SET PROBLEM -
Of the lines in the entries, how many hold the word "prevent"? Give that number alone.

DATA FOR THE TASK -
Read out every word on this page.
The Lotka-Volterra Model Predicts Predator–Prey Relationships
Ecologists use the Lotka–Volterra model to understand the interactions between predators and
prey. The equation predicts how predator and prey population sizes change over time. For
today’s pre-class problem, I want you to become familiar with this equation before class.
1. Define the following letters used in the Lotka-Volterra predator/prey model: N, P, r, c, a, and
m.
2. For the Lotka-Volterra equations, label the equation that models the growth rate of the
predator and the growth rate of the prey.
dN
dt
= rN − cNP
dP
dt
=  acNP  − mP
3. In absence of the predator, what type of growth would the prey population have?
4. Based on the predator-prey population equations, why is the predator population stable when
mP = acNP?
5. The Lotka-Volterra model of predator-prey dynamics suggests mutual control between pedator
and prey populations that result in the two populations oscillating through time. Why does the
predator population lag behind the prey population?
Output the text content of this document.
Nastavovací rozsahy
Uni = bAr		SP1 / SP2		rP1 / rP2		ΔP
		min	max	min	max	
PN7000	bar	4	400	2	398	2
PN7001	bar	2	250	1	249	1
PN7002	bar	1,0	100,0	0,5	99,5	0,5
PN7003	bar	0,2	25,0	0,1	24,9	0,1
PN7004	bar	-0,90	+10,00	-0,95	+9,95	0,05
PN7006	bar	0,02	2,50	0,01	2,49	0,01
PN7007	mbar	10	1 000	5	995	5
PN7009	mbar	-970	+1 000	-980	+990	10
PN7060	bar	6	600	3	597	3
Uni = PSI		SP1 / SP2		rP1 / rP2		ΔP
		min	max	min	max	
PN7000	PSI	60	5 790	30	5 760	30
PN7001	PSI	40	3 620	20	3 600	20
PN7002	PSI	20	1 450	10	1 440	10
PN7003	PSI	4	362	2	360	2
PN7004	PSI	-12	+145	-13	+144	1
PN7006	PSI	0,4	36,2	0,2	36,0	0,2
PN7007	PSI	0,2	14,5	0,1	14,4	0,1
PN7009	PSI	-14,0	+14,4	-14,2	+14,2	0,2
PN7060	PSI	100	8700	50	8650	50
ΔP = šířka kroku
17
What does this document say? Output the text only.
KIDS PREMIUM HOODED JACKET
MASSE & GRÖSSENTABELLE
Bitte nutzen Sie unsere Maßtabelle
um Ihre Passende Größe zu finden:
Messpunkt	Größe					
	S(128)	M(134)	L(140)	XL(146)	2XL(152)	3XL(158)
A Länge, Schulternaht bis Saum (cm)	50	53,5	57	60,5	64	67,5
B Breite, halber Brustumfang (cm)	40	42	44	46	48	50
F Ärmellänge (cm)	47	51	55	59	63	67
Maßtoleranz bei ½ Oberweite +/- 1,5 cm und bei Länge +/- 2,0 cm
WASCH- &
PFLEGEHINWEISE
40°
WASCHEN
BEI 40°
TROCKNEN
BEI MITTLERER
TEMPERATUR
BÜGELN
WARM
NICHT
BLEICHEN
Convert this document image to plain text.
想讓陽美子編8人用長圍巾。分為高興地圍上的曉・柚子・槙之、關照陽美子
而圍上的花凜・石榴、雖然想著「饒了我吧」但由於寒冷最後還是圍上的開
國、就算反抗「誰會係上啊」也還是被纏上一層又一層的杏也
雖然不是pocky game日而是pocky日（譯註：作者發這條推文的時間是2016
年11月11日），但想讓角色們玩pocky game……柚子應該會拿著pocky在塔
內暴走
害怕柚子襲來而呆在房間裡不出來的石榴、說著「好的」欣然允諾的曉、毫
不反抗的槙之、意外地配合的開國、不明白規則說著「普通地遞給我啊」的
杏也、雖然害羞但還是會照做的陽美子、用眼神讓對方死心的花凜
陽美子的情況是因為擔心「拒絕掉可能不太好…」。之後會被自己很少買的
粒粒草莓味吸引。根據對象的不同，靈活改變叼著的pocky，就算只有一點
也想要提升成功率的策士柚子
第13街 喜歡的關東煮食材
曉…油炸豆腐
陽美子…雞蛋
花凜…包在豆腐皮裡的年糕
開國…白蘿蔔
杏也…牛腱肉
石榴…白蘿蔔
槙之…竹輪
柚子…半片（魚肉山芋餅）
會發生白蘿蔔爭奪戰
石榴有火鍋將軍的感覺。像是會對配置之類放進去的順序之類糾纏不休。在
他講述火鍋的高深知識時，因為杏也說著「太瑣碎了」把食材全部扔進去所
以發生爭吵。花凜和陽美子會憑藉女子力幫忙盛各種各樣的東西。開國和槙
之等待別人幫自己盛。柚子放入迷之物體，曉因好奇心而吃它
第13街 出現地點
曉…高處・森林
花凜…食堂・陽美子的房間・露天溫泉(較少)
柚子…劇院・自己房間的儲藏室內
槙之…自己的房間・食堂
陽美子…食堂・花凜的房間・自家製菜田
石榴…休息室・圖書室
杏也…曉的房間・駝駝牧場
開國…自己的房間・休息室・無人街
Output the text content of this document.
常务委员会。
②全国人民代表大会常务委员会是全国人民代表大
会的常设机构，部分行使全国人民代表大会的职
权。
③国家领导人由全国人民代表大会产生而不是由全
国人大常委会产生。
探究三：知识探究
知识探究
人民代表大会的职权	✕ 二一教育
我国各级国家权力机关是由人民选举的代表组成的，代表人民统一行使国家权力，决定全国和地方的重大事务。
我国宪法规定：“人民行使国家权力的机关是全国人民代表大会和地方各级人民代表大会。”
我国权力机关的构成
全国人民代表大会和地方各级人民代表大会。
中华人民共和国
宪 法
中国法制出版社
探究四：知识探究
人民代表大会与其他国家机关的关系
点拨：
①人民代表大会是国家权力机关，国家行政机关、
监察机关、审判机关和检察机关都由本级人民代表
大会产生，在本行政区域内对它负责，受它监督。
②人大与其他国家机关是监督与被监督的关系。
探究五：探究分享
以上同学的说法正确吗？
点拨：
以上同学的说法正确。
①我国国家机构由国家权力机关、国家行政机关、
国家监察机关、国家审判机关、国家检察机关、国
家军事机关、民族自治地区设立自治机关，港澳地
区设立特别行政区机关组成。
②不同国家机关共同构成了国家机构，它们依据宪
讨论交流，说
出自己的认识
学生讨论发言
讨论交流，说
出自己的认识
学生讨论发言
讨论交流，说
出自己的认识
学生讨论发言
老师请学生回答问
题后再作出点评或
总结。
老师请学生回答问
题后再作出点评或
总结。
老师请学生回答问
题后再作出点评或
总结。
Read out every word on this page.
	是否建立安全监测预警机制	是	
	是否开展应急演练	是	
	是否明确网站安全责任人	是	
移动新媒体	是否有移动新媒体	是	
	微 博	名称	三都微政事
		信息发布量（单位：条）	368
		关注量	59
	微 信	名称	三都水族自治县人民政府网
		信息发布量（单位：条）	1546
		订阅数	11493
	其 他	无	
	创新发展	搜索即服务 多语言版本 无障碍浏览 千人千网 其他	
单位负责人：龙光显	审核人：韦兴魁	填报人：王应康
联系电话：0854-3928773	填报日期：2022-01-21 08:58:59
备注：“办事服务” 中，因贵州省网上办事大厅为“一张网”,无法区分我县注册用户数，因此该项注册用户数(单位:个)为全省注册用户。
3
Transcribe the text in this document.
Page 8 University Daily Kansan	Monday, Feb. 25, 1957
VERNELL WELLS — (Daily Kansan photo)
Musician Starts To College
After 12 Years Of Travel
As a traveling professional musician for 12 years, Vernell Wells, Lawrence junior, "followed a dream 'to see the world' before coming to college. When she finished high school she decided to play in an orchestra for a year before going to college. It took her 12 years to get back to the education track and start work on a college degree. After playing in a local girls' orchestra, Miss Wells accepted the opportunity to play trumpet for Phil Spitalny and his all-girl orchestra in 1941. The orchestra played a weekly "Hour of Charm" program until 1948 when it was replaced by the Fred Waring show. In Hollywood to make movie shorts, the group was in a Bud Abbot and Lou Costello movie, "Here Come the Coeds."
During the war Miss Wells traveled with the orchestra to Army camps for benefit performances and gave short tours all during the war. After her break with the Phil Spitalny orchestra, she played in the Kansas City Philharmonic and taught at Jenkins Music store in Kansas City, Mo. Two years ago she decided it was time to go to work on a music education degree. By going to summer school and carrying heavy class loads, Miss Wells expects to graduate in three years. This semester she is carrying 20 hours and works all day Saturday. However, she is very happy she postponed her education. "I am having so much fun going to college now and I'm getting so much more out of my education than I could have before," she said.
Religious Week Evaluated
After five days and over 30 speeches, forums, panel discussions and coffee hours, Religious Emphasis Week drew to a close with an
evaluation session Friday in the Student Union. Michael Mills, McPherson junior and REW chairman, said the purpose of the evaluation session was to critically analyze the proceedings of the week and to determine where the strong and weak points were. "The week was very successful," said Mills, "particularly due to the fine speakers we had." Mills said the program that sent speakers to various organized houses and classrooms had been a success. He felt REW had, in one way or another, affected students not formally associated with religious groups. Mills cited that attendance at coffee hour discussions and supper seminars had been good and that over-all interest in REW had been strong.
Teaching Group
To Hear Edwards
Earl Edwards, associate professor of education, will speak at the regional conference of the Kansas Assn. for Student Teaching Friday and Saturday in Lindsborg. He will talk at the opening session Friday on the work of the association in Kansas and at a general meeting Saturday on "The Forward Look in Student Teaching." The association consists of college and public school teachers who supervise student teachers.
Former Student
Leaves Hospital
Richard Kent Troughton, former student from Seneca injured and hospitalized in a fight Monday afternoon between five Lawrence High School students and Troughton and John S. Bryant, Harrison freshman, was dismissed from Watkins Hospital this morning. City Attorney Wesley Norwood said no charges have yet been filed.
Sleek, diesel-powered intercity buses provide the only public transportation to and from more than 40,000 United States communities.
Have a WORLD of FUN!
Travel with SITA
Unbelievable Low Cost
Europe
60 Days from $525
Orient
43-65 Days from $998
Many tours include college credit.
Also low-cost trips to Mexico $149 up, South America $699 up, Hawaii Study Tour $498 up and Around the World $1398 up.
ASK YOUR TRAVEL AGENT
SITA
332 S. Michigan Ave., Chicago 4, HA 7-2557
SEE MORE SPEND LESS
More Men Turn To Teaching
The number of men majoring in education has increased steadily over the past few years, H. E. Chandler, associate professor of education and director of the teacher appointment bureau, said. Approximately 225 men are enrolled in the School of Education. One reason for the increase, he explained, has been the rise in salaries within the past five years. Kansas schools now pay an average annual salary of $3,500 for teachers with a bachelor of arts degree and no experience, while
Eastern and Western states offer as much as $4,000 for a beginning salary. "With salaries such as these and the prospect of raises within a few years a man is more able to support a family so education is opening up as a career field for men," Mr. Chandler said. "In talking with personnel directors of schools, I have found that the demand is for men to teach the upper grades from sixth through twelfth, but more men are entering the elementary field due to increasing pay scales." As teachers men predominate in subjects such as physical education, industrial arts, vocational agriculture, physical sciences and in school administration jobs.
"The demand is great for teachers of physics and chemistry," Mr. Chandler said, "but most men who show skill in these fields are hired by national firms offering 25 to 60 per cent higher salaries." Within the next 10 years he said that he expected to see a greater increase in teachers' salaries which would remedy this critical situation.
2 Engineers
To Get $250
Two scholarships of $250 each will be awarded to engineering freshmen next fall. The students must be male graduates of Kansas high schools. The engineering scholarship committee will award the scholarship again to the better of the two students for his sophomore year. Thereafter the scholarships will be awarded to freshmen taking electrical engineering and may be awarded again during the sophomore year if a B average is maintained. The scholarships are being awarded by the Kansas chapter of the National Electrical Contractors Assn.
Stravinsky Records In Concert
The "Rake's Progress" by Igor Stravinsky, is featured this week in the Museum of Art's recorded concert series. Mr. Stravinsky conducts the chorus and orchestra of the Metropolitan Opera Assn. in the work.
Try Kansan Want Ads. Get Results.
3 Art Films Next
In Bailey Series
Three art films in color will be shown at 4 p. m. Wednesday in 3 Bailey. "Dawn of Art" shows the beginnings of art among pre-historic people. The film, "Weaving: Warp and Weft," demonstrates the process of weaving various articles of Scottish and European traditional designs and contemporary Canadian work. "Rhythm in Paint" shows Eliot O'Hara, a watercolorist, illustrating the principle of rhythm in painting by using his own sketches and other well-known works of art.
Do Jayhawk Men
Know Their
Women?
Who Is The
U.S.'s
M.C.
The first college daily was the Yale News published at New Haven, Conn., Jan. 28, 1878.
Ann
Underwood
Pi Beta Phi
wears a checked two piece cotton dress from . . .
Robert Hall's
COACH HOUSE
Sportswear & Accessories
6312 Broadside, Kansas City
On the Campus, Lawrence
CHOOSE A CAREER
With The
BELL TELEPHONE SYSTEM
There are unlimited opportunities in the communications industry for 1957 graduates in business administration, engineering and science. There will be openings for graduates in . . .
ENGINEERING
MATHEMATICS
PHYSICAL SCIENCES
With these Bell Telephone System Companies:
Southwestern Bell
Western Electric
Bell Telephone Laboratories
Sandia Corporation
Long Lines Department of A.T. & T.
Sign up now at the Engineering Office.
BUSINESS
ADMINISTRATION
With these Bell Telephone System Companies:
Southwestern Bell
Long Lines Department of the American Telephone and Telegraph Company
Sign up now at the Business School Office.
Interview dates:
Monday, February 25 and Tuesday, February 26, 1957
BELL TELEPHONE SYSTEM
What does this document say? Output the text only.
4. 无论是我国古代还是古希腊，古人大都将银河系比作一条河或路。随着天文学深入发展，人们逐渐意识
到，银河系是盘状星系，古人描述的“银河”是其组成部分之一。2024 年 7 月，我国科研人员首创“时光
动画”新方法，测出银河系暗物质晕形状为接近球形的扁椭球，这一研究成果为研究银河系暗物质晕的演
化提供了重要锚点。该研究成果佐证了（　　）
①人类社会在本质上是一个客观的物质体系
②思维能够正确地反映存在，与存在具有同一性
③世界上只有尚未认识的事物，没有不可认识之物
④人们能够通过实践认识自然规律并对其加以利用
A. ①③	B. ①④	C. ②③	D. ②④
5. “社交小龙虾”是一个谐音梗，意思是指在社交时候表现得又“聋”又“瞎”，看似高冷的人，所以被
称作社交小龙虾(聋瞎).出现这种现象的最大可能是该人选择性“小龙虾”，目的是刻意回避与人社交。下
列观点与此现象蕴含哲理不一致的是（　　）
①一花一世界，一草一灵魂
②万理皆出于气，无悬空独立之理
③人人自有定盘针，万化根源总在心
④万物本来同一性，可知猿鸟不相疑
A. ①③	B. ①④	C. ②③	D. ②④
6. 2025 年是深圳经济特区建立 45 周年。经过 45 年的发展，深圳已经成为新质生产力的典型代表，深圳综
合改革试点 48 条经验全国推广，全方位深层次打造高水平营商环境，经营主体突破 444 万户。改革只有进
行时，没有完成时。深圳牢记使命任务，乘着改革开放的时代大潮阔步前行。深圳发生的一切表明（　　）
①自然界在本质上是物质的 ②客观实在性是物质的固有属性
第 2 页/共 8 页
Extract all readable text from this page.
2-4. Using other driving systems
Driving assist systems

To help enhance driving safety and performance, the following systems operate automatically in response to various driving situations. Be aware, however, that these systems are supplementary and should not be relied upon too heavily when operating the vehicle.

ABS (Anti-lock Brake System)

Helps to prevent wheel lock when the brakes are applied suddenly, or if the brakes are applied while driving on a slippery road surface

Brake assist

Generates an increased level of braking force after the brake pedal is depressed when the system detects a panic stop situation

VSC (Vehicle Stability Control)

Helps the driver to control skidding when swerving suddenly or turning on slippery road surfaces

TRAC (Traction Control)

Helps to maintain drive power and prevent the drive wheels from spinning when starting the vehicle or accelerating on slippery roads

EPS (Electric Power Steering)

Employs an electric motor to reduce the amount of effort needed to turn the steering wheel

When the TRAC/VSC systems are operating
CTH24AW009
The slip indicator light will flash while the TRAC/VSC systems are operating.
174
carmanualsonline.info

FINISHED ANSWER -
2